(Saved data entries)
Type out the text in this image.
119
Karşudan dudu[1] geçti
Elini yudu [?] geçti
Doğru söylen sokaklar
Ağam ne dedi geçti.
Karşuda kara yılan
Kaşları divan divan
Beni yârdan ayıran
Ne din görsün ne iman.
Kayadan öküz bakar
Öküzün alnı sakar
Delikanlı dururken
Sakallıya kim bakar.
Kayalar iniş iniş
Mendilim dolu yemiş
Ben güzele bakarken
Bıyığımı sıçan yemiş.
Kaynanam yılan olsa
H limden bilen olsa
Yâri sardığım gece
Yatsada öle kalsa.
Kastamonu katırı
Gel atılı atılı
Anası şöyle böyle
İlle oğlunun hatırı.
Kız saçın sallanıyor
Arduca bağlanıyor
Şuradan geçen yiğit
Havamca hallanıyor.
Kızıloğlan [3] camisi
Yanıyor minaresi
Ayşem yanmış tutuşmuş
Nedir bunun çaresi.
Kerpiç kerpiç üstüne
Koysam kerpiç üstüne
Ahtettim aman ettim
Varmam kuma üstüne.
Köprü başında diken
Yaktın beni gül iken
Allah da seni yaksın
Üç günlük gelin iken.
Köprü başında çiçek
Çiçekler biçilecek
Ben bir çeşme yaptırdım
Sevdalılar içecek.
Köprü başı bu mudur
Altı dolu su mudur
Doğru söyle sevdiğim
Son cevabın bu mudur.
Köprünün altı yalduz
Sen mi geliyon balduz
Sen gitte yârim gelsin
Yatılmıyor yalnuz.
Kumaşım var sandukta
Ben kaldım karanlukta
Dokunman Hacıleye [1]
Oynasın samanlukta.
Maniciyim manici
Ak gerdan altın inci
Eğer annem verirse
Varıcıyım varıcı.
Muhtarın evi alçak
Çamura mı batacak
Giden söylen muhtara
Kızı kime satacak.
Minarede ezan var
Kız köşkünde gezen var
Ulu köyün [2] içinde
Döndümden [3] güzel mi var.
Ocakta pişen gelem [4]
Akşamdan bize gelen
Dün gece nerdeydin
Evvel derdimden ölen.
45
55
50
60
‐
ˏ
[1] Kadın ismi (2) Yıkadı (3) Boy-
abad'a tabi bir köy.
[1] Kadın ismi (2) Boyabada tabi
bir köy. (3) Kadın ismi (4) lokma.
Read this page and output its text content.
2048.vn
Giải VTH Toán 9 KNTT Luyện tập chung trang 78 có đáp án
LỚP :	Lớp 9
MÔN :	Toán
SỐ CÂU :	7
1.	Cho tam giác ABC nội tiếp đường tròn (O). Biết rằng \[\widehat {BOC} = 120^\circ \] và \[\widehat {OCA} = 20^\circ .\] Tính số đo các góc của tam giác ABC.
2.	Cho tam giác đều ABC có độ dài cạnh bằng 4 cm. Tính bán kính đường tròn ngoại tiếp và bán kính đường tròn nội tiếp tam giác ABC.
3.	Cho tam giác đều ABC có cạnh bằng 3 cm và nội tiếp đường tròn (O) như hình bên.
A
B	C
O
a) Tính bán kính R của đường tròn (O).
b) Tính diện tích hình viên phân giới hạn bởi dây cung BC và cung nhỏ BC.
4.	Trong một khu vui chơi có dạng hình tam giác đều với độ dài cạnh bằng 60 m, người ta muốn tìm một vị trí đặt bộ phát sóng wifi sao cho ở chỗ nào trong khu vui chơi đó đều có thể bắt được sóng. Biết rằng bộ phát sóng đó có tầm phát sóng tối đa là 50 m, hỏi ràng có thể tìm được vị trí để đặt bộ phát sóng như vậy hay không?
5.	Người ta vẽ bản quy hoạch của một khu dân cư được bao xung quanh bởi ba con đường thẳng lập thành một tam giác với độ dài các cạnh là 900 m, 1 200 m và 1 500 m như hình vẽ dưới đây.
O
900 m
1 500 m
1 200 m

Problem - Every entry in the listing must be retyped exactly.

Final answer -
Type out the text in this image.
119
Karşudan dudu[1] geçti
Elini yudu [?] geçti
Doğru söylen sokaklar
Ağam ne dedi geçti.
Karşuda kara yılan
Kaşları divan divan
Beni yârdan ayıran
Ne din görsün ne iman.
Kayadan öküz bakar
Öküzün alnı sakar
Delikanlı dururken
Sakallıya kim bakar.
Kayalar iniş iniş
Mendilim dolu yemiş
Ben güzele bakarken
Bıyığımı sıçan yemiş.
Kaynanam yılan olsa
H limden bilen olsa
Yâri sardığım gece
Yatsada öle kalsa.
Kastamonu katırı
Gel atılı atılı
Anası şöyle böyle
İlle oğlunun hatırı.
Kız saçın sallanıyor
Arduca bağlanıyor
Şuradan geçen yiğit
Havamca hallanıyor.
Kızıloğlan [3] camisi
Yanıyor minaresi
Ayşem yanmış tutuşmuş
Nedir bunun çaresi.
Kerpiç kerpiç üstüne
Koysam kerpiç üstüne
Ahtettim aman ettim
Varmam kuma üstüne.
Köprü başında diken
Yaktın beni gül iken
Allah da seni yaksın
Üç günlük gelin iken.
Köprü başında çiçek
Çiçekler biçilecek
Ben bir çeşme yaptırdım
Sevdalılar içecek.
Köprü başı bu mudur
Altı dolu su mudur
Doğru söyle sevdiğim
Son cevabın bu mudur.
Köprünün altı yalduz
Sen mi geliyon balduz
Sen gitte yârim gelsin
Yatılmıyor yalnuz.
Kumaşım var sandukta
Ben kaldım karanlukta
Dokunman Hacıleye [1]
Oynasın samanlukta.
Maniciyim manici
Ak gerdan altın inci
Eğer annem verirse
Varıcıyım varıcı.
Muhtarın evi alçak
Çamura mı batacak
Giden söylen muhtara
Kızı kime satacak.
Minarede ezan var
Kız köşkünde gezen var
Ulu köyün [2] içinde
Döndümden [3] güzel mi var.
Ocakta pişen gelem [4]
Akşamdan bize gelen
Dün gece nerdeydin
Evvel derdimden ölen.
45
55
50
60
‐
ˏ
[1] Kadın ismi (2) Yıkadı (3) Boy-
abad'a tabi bir köy.
[1] Kadın ismi (2) Boyabada tabi
bir köy. (3) Kadın ismi (4) lokma.
Read this page and output its text content.
2048.vn
Giải VTH Toán 9 KNTT Luyện tập chung trang 78 có đáp án
LỚP :	Lớp 9
MÔN :	Toán
SỐ CÂU :	7
1.	Cho tam giác ABC nội tiếp đường tròn (O). Biết rằng \[\widehat {BOC} = 120^\circ \] và \[\widehat {OCA} = 20^\circ .\] Tính số đo các góc của tam giác ABC.
2.	Cho tam giác đều ABC có độ dài cạnh bằng 4 cm. Tính bán kính đường tròn ngoại tiếp và bán kính đường tròn nội tiếp tam giác ABC.
3.	Cho tam giác đều ABC có cạnh bằng 3 cm và nội tiếp đường tròn (O) như hình bên.
A
B	C
O
a) Tính bán kính R của đường tròn (O).
b) Tính diện tích hình viên phân giới hạn bởi dây cung BC và cung nhỏ BC.
4.	Trong một khu vui chơi có dạng hình tam giác đều với độ dài cạnh bằng 60 m, người ta muốn tìm một vị trí đặt bộ phát sóng wifi sao cho ở chỗ nào trong khu vui chơi đó đều có thể bắt được sóng. Biết rằng bộ phát sóng đó có tầm phát sóng tối đa là 50 m, hỏi ràng có thể tìm được vị trí để đặt bộ phát sóng như vậy hay không?
5.	Người ta vẽ bản quy hoạch của một khu dân cư được bao xung quanh bởi ba con đường thẳng lập thành một tam giác với độ dài các cạnh là 900 m, 1 200 m và 1 500 m như hình vẽ dưới đây.
O
900 m
1 500 m
1 200 m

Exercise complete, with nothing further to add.